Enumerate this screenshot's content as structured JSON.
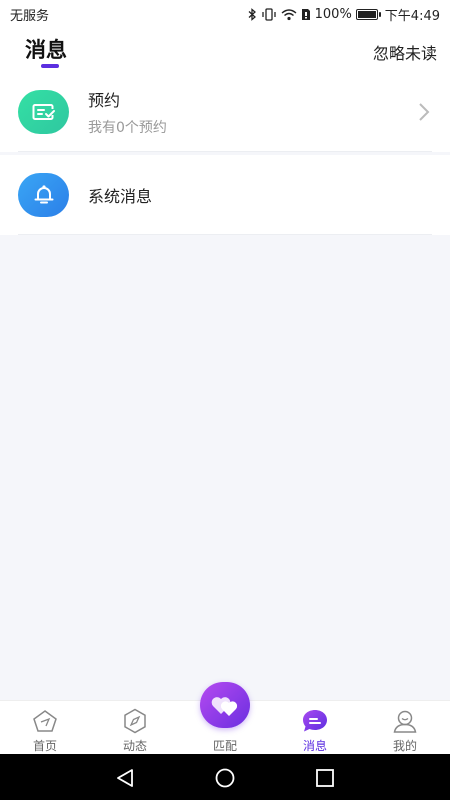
{
  "status_bar": {
    "carrier": "无服务",
    "battery_text": "100%",
    "battery_level": 1.0,
    "time": "下午4:49",
    "icons": [
      "bluetooth-icon",
      "vibrate-icon",
      "wifi-icon",
      "sim-icon",
      "battery-icon"
    ]
  },
  "header": {
    "title": "消息",
    "ignore_unread": "忽略未读",
    "accent_color": "#5b2ee0"
  },
  "messages": [
    {
      "title": "预约",
      "subtitle": "我有0个预约",
      "icon": "appointment-ticket-icon",
      "icon_color": "#2fd3a2",
      "has_chevron": true
    },
    {
      "title": "系统消息",
      "subtitle": "",
      "icon": "bell-icon",
      "icon_color": "#3394f0",
      "has_chevron": false
    }
  ],
  "bottom_nav": {
    "items": [
      {
        "label": "首页",
        "icon": "home-pentagon-icon",
        "active": false
      },
      {
        "label": "动态",
        "icon": "compass-icon",
        "active": false
      },
      {
        "label": "匹配",
        "icon": "hearts-icon",
        "active": false
      },
      {
        "label": "消息",
        "icon": "message-bubble-icon",
        "active": true
      },
      {
        "label": "我的",
        "icon": "profile-icon",
        "active": false
      }
    ]
  },
  "system_nav": {
    "buttons": [
      "back-icon",
      "home-icon",
      "recents-icon"
    ]
  }
}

# Problem description
Transcribe the material exactly, keeping every word and none of the pictures.

# Problem solution
Enumerate this screenshot's content as structured JSON.
{
  "status_bar": {
    "carrier": "无服务",
    "battery_text": "100%",
    "battery_level": 1.0,
    "time": "下午4:49",
    "icons": [
      "bluetooth-icon",
      "vibrate-icon",
      "wifi-icon",
      "sim-icon",
      "battery-icon"
    ]
  },
  "header": {
    "title": "消息",
    "ignore_unread": "忽略未读",
    "accent_color": "#5b2ee0"
  },
  "messages": [
    {
      "title": "预约",
      "subtitle": "我有0个预约",
      "icon": "appointment-ticket-icon",
      "icon_color": "#2fd3a2",
      "has_chevron": true
    },
    {
      "title": "系统消息",
      "subtitle": "",
      "icon": "bell-icon",
      "icon_color": "#3394f0",
      "has_chevron": false
    }
  ],
  "bottom_nav": {
    "items": [
      {
        "label": "首页",
        "icon": "home-pentagon-icon",
        "active": false
      },
      {
        "label": "动态",
        "icon": "compass-icon",
        "active": false
      },
      {
        "label": "匹配",
        "icon": "hearts-icon",
        "active": false
      },
      {
        "label": "消息",
        "icon": "message-bubble-icon",
        "active": true
      },
      {
        "label": "我的",
        "icon": "profile-icon",
        "active": false
      }
    ]
  },
  "system_nav": {
    "buttons": [
      "back-icon",
      "home-icon",
      "recents-icon"
    ]
  }
}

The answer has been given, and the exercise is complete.